**Description of the task**. Write the records out again, precisely as they stand.

**Excerpted records**.
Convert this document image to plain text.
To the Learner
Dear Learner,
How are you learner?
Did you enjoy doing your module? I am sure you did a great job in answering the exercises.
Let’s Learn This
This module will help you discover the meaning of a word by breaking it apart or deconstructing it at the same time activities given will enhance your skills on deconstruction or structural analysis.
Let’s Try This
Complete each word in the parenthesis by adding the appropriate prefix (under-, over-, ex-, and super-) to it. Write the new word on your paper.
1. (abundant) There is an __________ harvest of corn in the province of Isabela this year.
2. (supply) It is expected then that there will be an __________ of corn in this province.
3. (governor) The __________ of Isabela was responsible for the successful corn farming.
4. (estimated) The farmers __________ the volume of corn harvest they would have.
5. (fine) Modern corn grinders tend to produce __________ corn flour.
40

**Written answer**.
Convert this document image to plain text.
To the Learner
Dear Learner,
How are you learner?
Did you enjoy doing your module? I am sure you did a great job in answering the exercises.
Let’s Learn This
This module will help you discover the meaning of a word by breaking it apart or deconstructing it at the same time activities given will enhance your skills on deconstruction or structural analysis.
Let’s Try This
Complete each word in the parenthesis by adding the appropriate prefix (under-, over-, ex-, and super-) to it. Write the new word on your paper.
1. (abundant) There is an __________ harvest of corn in the province of Isabela this year.
2. (supply) It is expected then that there will be an __________ of corn in this province.
3. (governor) The __________ of Isabela was responsible for the successful corn farming.
4. (estimated) The farmers __________ the volume of corn harvest they would have.
5. (fine) Modern corn grinders tend to produce __________ corn flour.
40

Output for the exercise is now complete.